Work required
Give back every one of the rows below unchanged, in the order they appear.

(Layout records)
*-*-*
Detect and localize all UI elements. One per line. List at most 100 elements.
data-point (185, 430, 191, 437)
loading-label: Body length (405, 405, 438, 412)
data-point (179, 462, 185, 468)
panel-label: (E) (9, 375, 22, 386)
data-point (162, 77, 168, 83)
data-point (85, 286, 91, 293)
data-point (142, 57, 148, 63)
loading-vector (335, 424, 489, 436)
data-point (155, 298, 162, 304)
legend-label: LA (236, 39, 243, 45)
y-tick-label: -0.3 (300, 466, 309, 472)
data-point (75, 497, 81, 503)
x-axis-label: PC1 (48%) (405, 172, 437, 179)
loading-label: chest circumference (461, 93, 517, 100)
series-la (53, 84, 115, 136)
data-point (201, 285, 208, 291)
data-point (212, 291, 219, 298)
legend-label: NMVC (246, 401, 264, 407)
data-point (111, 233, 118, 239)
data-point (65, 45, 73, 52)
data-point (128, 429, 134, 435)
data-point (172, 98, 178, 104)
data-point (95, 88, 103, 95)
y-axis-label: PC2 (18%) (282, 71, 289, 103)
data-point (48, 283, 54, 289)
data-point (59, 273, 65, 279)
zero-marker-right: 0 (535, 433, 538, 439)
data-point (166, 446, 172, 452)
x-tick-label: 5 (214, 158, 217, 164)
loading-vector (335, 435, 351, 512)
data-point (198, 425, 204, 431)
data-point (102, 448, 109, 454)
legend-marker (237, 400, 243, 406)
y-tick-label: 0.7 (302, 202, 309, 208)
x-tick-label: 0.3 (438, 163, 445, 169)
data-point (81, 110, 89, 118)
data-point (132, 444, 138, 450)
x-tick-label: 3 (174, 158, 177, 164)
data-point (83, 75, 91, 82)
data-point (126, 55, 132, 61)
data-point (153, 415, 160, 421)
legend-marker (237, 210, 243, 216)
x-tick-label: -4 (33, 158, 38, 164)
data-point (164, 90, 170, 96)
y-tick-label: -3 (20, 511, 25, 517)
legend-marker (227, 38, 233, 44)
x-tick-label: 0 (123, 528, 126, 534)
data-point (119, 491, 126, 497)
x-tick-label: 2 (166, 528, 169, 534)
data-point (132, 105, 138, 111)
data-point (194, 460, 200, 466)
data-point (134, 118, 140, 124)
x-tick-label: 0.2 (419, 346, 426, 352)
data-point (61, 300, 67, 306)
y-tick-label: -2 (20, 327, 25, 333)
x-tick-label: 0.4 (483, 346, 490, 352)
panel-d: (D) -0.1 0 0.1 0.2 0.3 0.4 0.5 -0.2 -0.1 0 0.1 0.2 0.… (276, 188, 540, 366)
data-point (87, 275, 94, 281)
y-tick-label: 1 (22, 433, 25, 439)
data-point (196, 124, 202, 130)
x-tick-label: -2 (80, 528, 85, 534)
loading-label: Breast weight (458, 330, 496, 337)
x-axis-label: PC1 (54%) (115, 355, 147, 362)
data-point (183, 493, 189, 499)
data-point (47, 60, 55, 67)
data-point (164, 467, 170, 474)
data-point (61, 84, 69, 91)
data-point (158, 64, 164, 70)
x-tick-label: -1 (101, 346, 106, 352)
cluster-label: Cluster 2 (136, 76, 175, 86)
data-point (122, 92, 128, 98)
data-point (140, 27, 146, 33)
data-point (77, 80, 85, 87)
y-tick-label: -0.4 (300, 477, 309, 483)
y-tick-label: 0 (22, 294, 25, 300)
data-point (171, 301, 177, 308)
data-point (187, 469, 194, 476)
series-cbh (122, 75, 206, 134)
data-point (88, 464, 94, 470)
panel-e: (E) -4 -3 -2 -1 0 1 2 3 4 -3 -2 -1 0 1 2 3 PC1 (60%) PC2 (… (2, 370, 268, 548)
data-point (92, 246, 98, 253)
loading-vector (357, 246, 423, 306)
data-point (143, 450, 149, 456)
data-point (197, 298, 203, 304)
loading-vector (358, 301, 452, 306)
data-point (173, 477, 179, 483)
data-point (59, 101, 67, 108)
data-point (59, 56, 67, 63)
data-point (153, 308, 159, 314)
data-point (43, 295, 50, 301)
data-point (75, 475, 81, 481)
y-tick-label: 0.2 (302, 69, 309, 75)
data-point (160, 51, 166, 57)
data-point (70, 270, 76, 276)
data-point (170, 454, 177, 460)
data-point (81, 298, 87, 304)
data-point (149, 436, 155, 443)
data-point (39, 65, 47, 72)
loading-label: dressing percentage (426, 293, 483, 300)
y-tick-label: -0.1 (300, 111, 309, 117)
*-*-*
Written response
Detect and localize all UI elements. One per line. List at most 100 elements.
data-point (185, 430, 191, 437)
loading-label: Body length (405, 405, 438, 412)
data-point (179, 462, 185, 468)
panel-label: (E) (9, 375, 22, 386)
data-point (162, 77, 168, 83)
data-point (85, 286, 91, 293)
data-point (142, 57, 148, 63)
loading-vector (335, 424, 489, 436)
data-point (155, 298, 162, 304)
legend-label: LA (236, 39, 243, 45)
y-tick-label: -0.3 (300, 466, 309, 472)
data-point (75, 497, 81, 503)
x-axis-label: PC1 (48%) (405, 172, 437, 179)
loading-label: chest circumference (461, 93, 517, 100)
series-la (53, 84, 115, 136)
data-point (201, 285, 208, 291)
data-point (212, 291, 219, 298)
legend-label: NMVC (246, 401, 264, 407)
data-point (111, 233, 118, 239)
data-point (65, 45, 73, 52)
data-point (128, 429, 134, 435)
data-point (172, 98, 178, 104)
data-point (95, 88, 103, 95)
y-axis-label: PC2 (18%) (282, 71, 289, 103)
data-point (48, 283, 54, 289)
data-point (59, 273, 65, 279)
zero-marker-right: 0 (535, 433, 538, 439)
data-point (166, 446, 172, 452)
x-tick-label: 5 (214, 158, 217, 164)
loading-vector (335, 435, 351, 512)
data-point (198, 425, 204, 431)
data-point (102, 448, 109, 454)
legend-marker (237, 400, 243, 406)
y-tick-label: 0.7 (302, 202, 309, 208)
x-tick-label: 0.3 (438, 163, 445, 169)
data-point (81, 110, 89, 118)
data-point (132, 444, 138, 450)
x-tick-label: 3 (174, 158, 177, 164)
data-point (83, 75, 91, 82)
data-point (126, 55, 132, 61)
data-point (153, 415, 160, 421)
legend-marker (237, 210, 243, 216)
x-tick-label: -4 (33, 158, 38, 164)
data-point (164, 90, 170, 96)
y-tick-label: -3 (20, 511, 25, 517)
legend-marker (227, 38, 233, 44)
x-tick-label: 0 (123, 528, 126, 534)
data-point (119, 491, 126, 497)
x-tick-label: 2 (166, 528, 169, 534)
data-point (132, 105, 138, 111)
data-point (194, 460, 200, 466)
data-point (134, 118, 140, 124)
x-tick-label: 0.2 (419, 346, 426, 352)
data-point (61, 300, 67, 306)
y-tick-label: -2 (20, 327, 25, 333)
x-tick-label: 0.4 (483, 346, 490, 352)
panel-d: (D) -0.1 0 0.1 0.2 0.3 0.4 0.5 -0.2 -0.1 0 0.1 0.2 0.… (276, 188, 540, 366)
data-point (87, 275, 94, 281)
y-tick-label: 1 (22, 433, 25, 439)
data-point (196, 124, 202, 130)
x-tick-label: -2 (80, 528, 85, 534)
loading-label: Breast weight (458, 330, 496, 337)
x-axis-label: PC1 (54%) (115, 355, 147, 362)
data-point (183, 493, 189, 499)
data-point (47, 60, 55, 67)
data-point (164, 467, 170, 474)
data-point (61, 84, 69, 91)
data-point (158, 64, 164, 70)
x-tick-label: -1 (101, 346, 106, 352)
cluster-label: Cluster 2 (136, 76, 175, 86)
data-point (122, 92, 128, 98)
data-point (140, 27, 146, 33)
data-point (77, 80, 85, 87)
y-tick-label: -0.4 (300, 477, 309, 483)
y-tick-label: 0 (22, 294, 25, 300)
data-point (171, 301, 177, 308)
data-point (187, 469, 194, 476)
series-cbh (122, 75, 206, 134)
data-point (88, 464, 94, 470)
panel-e: (E) -4 -3 -2 -1 0 1 2 3 4 -3 -2 -1 0 1 2 3 PC1 (60%) PC2 (… (2, 370, 268, 548)
data-point (92, 246, 98, 253)
loading-vector (357, 246, 423, 306)
data-point (143, 450, 149, 456)
data-point (197, 298, 203, 304)
loading-vector (358, 301, 452, 306)
data-point (173, 477, 179, 483)
data-point (59, 101, 67, 108)
data-point (59, 56, 67, 63)
data-point (153, 308, 159, 314)
data-point (43, 295, 50, 301)
data-point (75, 475, 81, 481)
y-tick-label: 0.2 (302, 69, 309, 75)
data-point (160, 51, 166, 57)
data-point (70, 270, 76, 276)
data-point (170, 454, 177, 460)
data-point (81, 298, 87, 304)
data-point (149, 436, 155, 443)
data-point (39, 65, 47, 72)
loading-label: dressing percentage (426, 293, 483, 300)
y-tick-label: -0.1 (300, 111, 309, 117)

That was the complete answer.